• Job: Please retype the records below exactly, leaving out any pictures.

Source records:
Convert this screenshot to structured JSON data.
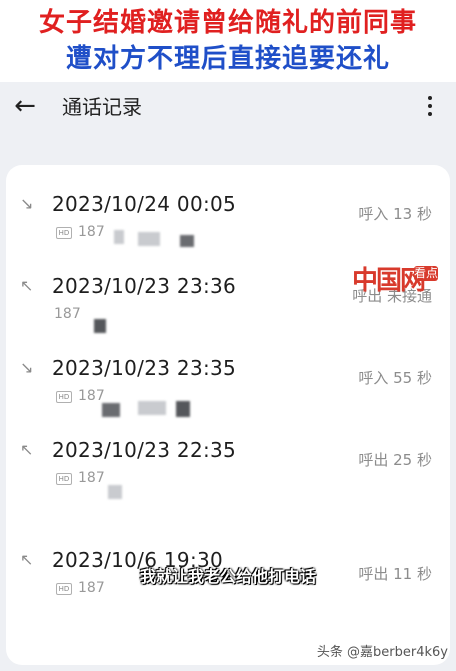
{
  "banner": {
    "line1": "女子结婚邀请曾给随礼的前同事",
    "line2": "遭对方不理后直接追要还礼"
  },
  "appbar": {
    "back_icon": "←",
    "title": "通话记录"
  },
  "records": [
    {
      "direction": "incoming",
      "arrow": "↘",
      "datetime": "2023/10/24 00:05",
      "number": "187",
      "status": "呼入 13 秒"
    },
    {
      "direction": "outgoing",
      "arrow": "↖",
      "datetime": "2023/10/23 23:36",
      "number": "187",
      "status": "呼出 未接通"
    },
    {
      "direction": "incoming",
      "arrow": "↘",
      "datetime": "2023/10/23 23:35",
      "number": "187",
      "status": "呼入 55 秒"
    },
    {
      "direction": "outgoing",
      "arrow": "↖",
      "datetime": "2023/10/23 22:35",
      "number": "187",
      "status": "呼出 25 秒"
    },
    {
      "direction": "outgoing",
      "arrow": "↖",
      "datetime": "2023/10/6 19:30",
      "number": "187",
      "status": "呼出 11 秒"
    }
  ],
  "watermark": {
    "main": "中国网",
    "side": "看点"
  },
  "subtitle": "我就让我老公给他打电话",
  "credit": "头条 @嘉berber4k6y"
}
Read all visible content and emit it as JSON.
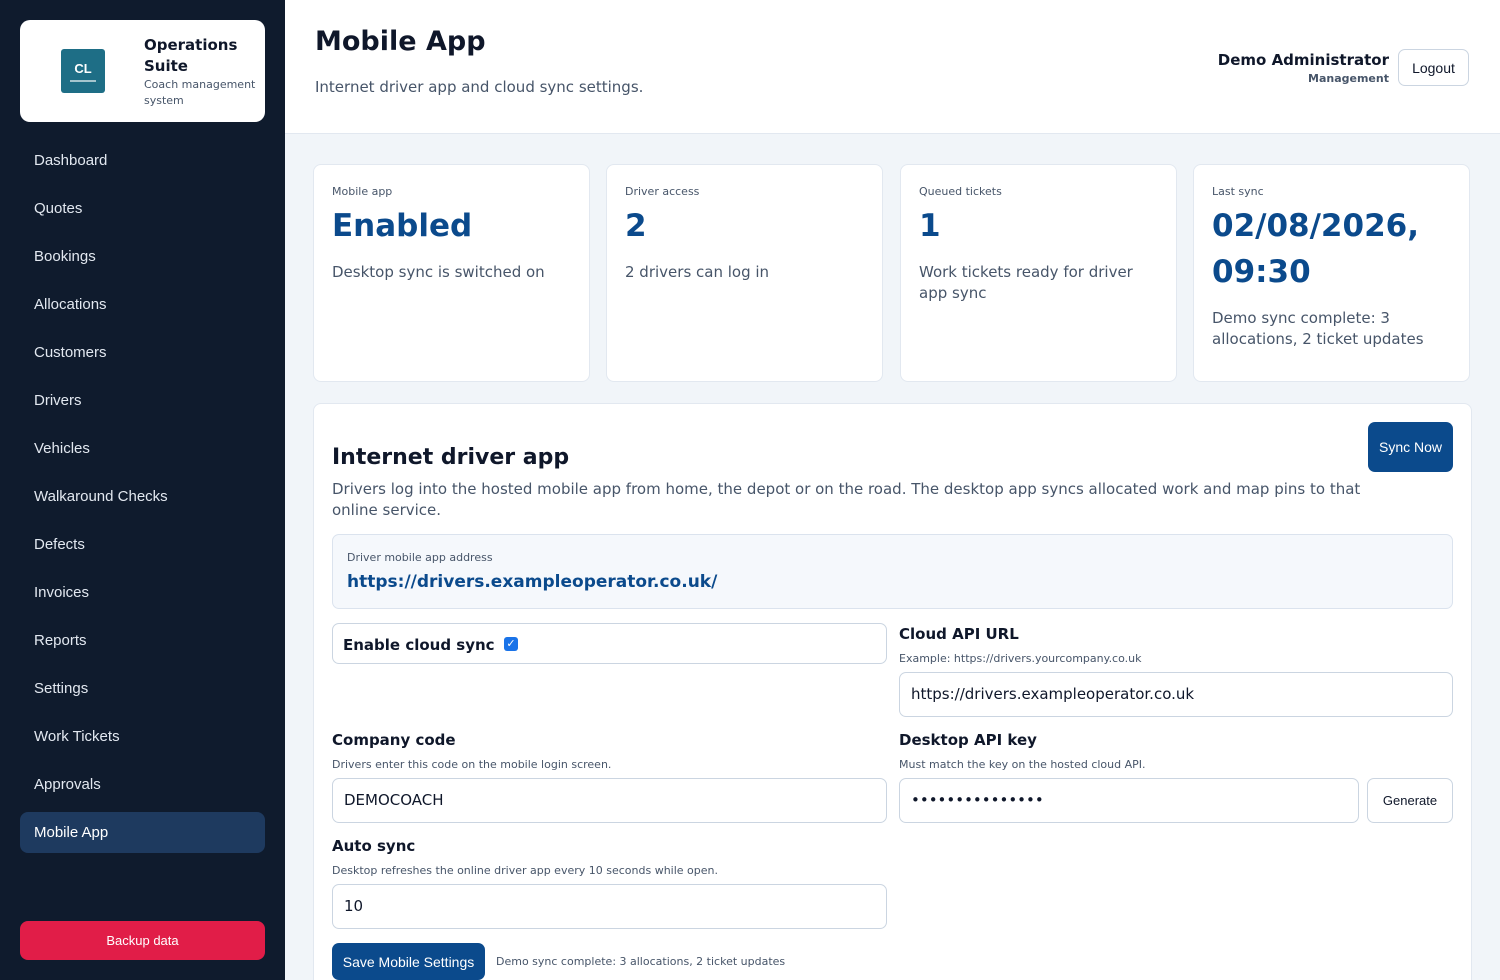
{
  "brand": {
    "logo_text": "CL",
    "title": "Operations Suite",
    "subtitle": "Coach management system"
  },
  "nav": {
    "items": [
      {
        "label": "Dashboard"
      },
      {
        "label": "Quotes"
      },
      {
        "label": "Bookings"
      },
      {
        "label": "Allocations"
      },
      {
        "label": "Customers"
      },
      {
        "label": "Drivers"
      },
      {
        "label": "Vehicles"
      },
      {
        "label": "Walkaround Checks"
      },
      {
        "label": "Defects"
      },
      {
        "label": "Invoices"
      },
      {
        "label": "Reports"
      },
      {
        "label": "Settings"
      },
      {
        "label": "Work Tickets"
      },
      {
        "label": "Approvals"
      },
      {
        "label": "Mobile App",
        "active": true
      }
    ],
    "backup_label": "Backup data"
  },
  "header": {
    "title": "Mobile App",
    "subtitle": "Internet driver app and cloud sync settings.",
    "user_name": "Demo Administrator",
    "user_role": "Management",
    "logout_label": "Logout"
  },
  "stats": [
    {
      "label": "Mobile app",
      "value": "Enabled",
      "desc": "Desktop sync is switched on"
    },
    {
      "label": "Driver access",
      "value": "2",
      "desc": "2 drivers can log in"
    },
    {
      "label": "Queued tickets",
      "value": "1",
      "desc": "Work tickets ready for driver app sync"
    },
    {
      "label": "Last sync",
      "value": "02/08/2026, 09:30",
      "desc": "Demo sync complete: 3 allocations, 2 ticket updates"
    }
  ],
  "panel": {
    "title": "Internet driver app",
    "description": "Drivers log into the hosted mobile app from home, the depot or on the road. The desktop app syncs allocated work and map pins to that online service.",
    "sync_button": "Sync Now",
    "address_label": "Driver mobile app address",
    "address_url": "https://drivers.exampleoperator.co.uk/",
    "cloud_sync_label": "Enable cloud sync",
    "cloud_sync_enabled": true,
    "cloud_api": {
      "label": "Cloud API URL",
      "help": "Example: https://drivers.yourcompany.co.uk",
      "value": "https://drivers.exampleoperator.co.uk"
    },
    "company_code": {
      "label": "Company code",
      "help": "Drivers enter this code on the mobile login screen.",
      "value": "DEMOCOACH"
    },
    "api_key": {
      "label": "Desktop API key",
      "help": "Must match the key on the hosted cloud API.",
      "value": "•••••••••••••••",
      "generate_label": "Generate"
    },
    "auto_sync": {
      "label": "Auto sync",
      "help": "Desktop refreshes the online driver app every 10 seconds while open.",
      "value": "10"
    },
    "save_label": "Save Mobile Settings",
    "save_status": "Demo sync complete: 3 allocations, 2 ticket updates"
  }
}
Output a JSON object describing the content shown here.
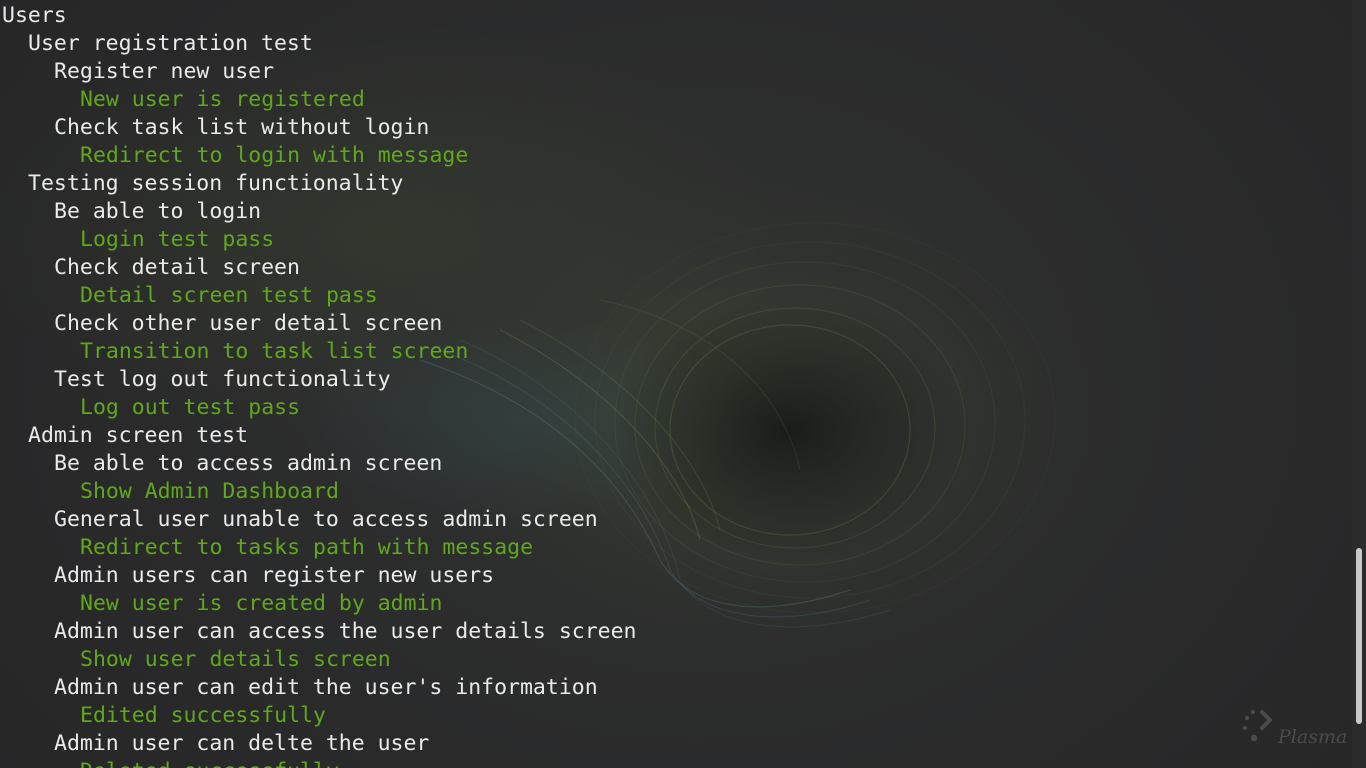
{
  "terminal": {
    "lines": [
      {
        "text": "Users",
        "kind": "suite",
        "indent": 0
      },
      {
        "text": "User registration test",
        "kind": "suite",
        "indent": 1
      },
      {
        "text": "Register new user",
        "kind": "test",
        "indent": 2
      },
      {
        "text": "New user is registered",
        "kind": "pass",
        "indent": 3
      },
      {
        "text": "Check task list without login",
        "kind": "test",
        "indent": 2
      },
      {
        "text": "Redirect to login with message",
        "kind": "pass",
        "indent": 3
      },
      {
        "text": "Testing session functionality",
        "kind": "suite",
        "indent": 1
      },
      {
        "text": "Be able to login",
        "kind": "test",
        "indent": 2
      },
      {
        "text": "Login test pass",
        "kind": "pass",
        "indent": 3
      },
      {
        "text": "Check detail screen",
        "kind": "test",
        "indent": 2
      },
      {
        "text": "Detail screen test pass",
        "kind": "pass",
        "indent": 3
      },
      {
        "text": "Check other user detail screen",
        "kind": "test",
        "indent": 2
      },
      {
        "text": "Transition to task list screen",
        "kind": "pass",
        "indent": 3
      },
      {
        "text": "Test log out functionality",
        "kind": "test",
        "indent": 2
      },
      {
        "text": "Log out test pass",
        "kind": "pass",
        "indent": 3
      },
      {
        "text": "Admin screen test",
        "kind": "suite",
        "indent": 1
      },
      {
        "text": "Be able to access admin screen",
        "kind": "test",
        "indent": 2
      },
      {
        "text": "Show Admin Dashboard",
        "kind": "pass",
        "indent": 3
      },
      {
        "text": "General user unable to access admin screen",
        "kind": "test",
        "indent": 2
      },
      {
        "text": "Redirect to tasks path with message",
        "kind": "pass",
        "indent": 3
      },
      {
        "text": "Admin users can register new users",
        "kind": "test",
        "indent": 2
      },
      {
        "text": "New user is created by admin",
        "kind": "pass",
        "indent": 3
      },
      {
        "text": "Admin user can access the user details screen",
        "kind": "test",
        "indent": 2
      },
      {
        "text": "Show user details screen",
        "kind": "pass",
        "indent": 3
      },
      {
        "text": "Admin user can edit the user's information",
        "kind": "test",
        "indent": 2
      },
      {
        "text": "Edited successfully",
        "kind": "pass",
        "indent": 3
      },
      {
        "text": "Admin user can delte the user",
        "kind": "test",
        "indent": 2
      },
      {
        "text": "Deleted successfully",
        "kind": "pass",
        "indent": 3
      }
    ],
    "colors": {
      "background": "#2a2b2c",
      "text": "#eaeaea",
      "pass": "#5fa81a"
    },
    "scroll_position": 0.93
  },
  "wallpaper": {
    "logo_text": "Plasma",
    "logo_icon": "plasma-icon"
  }
}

• Output of the exercise:
Convert this screenshot to structured JSON data.
{
  "banner": {
    "line1": "女子结婚邀请曾给随礼的前同事",
    "line2": "遭对方不理后直接追要还礼"
  },
  "appbar": {
    "back_icon": "←",
    "title": "通话记录"
  },
  "records": [
    {
      "direction": "incoming",
      "arrow": "↘",
      "datetime": "2023/10/24 00:05",
      "number": "187",
      "status": "呼入 13 秒"
    },
    {
      "direction": "outgoing",
      "arrow": "↖",
      "datetime": "2023/10/23 23:36",
      "number": "187",
      "status": "呼出 未接通"
    },
    {
      "direction": "incoming",
      "arrow": "↘",
      "datetime": "2023/10/23 23:35",
      "number": "187",
      "status": "呼入 55 秒"
    },
    {
      "direction": "outgoing",
      "arrow": "↖",
      "datetime": "2023/10/23 22:35",
      "number": "187",
      "status": "呼出 25 秒"
    },
    {
      "direction": "outgoing",
      "arrow": "↖",
      "datetime": "2023/10/6 19:30",
      "number": "187",
      "status": "呼出 11 秒"
    }
  ],
  "watermark": {
    "main": "中国网",
    "side": "看点"
  },
  "subtitle": "我就让我老公给他打电话",
  "credit": "头条 @嘉berber4k6y"
}
Read all visible content and emit it as JSON.
{
  "brand": {
    "logo_text": "CL",
    "title": "Operations Suite",
    "subtitle": "Coach management system"
  },
  "nav": {
    "items": [
      {
        "label": "Dashboard"
      },
      {
        "label": "Quotes"
      },
      {
        "label": "Bookings"
      },
      {
        "label": "Allocations"
      },
      {
        "label": "Customers"
      },
      {
        "label": "Drivers"
      },
      {
        "label": "Vehicles"
      },
      {
        "label": "Walkaround Checks"
      },
      {
        "label": "Defects"
      },
      {
        "label": "Invoices"
      },
      {
        "label": "Reports"
      },
      {
        "label": "Settings"
      },
      {
        "label": "Work Tickets"
      },
      {
        "label": "Approvals"
      },
      {
        "label": "Mobile App",
        "active": true
      }
    ],
    "backup_label": "Backup data"
  },
  "header": {
    "title": "Mobile App",
    "subtitle": "Internet driver app and cloud sync settings.",
    "user_name": "Demo Administrator",
    "user_role": "Management",
    "logout_label": "Logout"
  },
  "stats": [
    {
      "label": "Mobile app",
      "value": "Enabled",
      "desc": "Desktop sync is switched on"
    },
    {
      "label": "Driver access",
      "value": "2",
      "desc": "2 drivers can log in"
    },
    {
      "label": "Queued tickets",
      "value": "1",
      "desc": "Work tickets ready for driver app sync"
    },
    {
      "label": "Last sync",
      "value": "02/08/2026, 09:30",
      "desc": "Demo sync complete: 3 allocations, 2 ticket updates"
    }
  ],
  "panel": {
    "title": "Internet driver app",
    "description": "Drivers log into the hosted mobile app from home, the depot or on the road. The desktop app syncs allocated work and map pins to that online service.",
    "sync_button": "Sync Now",
    "address_label": "Driver mobile app address",
    "address_url": "https://drivers.exampleoperator.co.uk/",
    "cloud_sync_label": "Enable cloud sync",
    "cloud_sync_enabled": true,
    "cloud_api": {
      "label": "Cloud API URL",
      "help": "Example: https://drivers.yourcompany.co.uk",
      "value": "https://drivers.exampleoperator.co.uk"
    },
    "company_code": {
      "label": "Company code",
      "help": "Drivers enter this code on the mobile login screen.",
      "value": "DEMOCOACH"
    },
    "api_key": {
      "label": "Desktop API key",
      "help": "Must match the key on the hosted cloud API.",
      "value": "•••••••••••••••",
      "generate_label": "Generate"
    },
    "auto_sync": {
      "label": "Auto sync",
      "help": "Desktop refreshes the online driver app every 10 seconds while open.",
      "value": "10"
    },
    "save_label": "Save Mobile Settings",
    "save_status": "Demo sync complete: 3 allocations, 2 ticket updates"
  }
}
Output a JSON object describing the content shown here.
{
  "terminal": {
    "lines": [
      {
        "text": "Users",
        "kind": "suite",
        "indent": 0
      },
      {
        "text": "User registration test",
        "kind": "suite",
        "indent": 1
      },
      {
        "text": "Register new user",
        "kind": "test",
        "indent": 2
      },
      {
        "text": "New user is registered",
        "kind": "pass",
        "indent": 3
      },
      {
        "text": "Check task list without login",
        "kind": "test",
        "indent": 2
      },
      {
        "text": "Redirect to login with message",
        "kind": "pass",
        "indent": 3
      },
      {
        "text": "Testing session functionality",
        "kind": "suite",
        "indent": 1
      },
      {
        "text": "Be able to login",
        "kind": "test",
        "indent": 2
      },
      {
        "text": "Login test pass",
        "kind": "pass",
        "indent": 3
      },
      {
        "text": "Check detail screen",
        "kind": "test",
        "indent": 2
      },
      {
        "text": "Detail screen test pass",
        "kind": "pass",
        "indent": 3
      },
      {
        "text": "Check other user detail screen",
        "kind": "test",
        "indent": 2
      },
      {
        "text": "Transition to task list screen",
        "kind": "pass",
        "indent": 3
      },
      {
        "text": "Test log out functionality",
        "kind": "test",
        "indent": 2
      },
      {
        "text": "Log out test pass",
        "kind": "pass",
        "indent": 3
      },
      {
        "text": "Admin screen test",
        "kind": "suite",
        "indent": 1
      },
      {
        "text": "Be able to access admin screen",
        "kind": "test",
        "indent": 2
      },
      {
        "text": "Show Admin Dashboard",
        "kind": "pass",
        "indent": 3
      },
      {
        "text": "General user unable to access admin screen",
        "kind": "test",
        "indent": 2
      },
      {
        "text": "Redirect to tasks path with message",
        "kind": "pass",
        "indent": 3
      },
      {
        "text": "Admin users can register new users",
        "kind": "test",
        "indent": 2
      },
      {
        "text": "New user is created by admin",
        "kind": "pass",
        "indent": 3
      },
      {
        "text": "Admin user can access the user details screen",
        "kind": "test",
        "indent": 2
      },
      {
        "text": "Show user details screen",
        "kind": "pass",
        "indent": 3
      },
      {
        "text": "Admin user can edit the user's information",
        "kind": "test",
        "indent": 2
      },
      {
        "text": "Edited successfully",
        "kind": "pass",
        "indent": 3
      },
      {
        "text": "Admin user can delte the user",
        "kind": "test",
        "indent": 2
      },
      {
        "text": "Deleted successfully",
        "kind": "pass",
        "indent": 3
      }
    ],
    "colors": {
      "background": "#2a2b2c",
      "text": "#eaeaea",
      "pass": "#5fa81a"
    },
    "scroll_position": 0.93
  },
  "wallpaper": {
    "logo_text": "Plasma",
    "logo_icon": "plasma-icon"
  }
}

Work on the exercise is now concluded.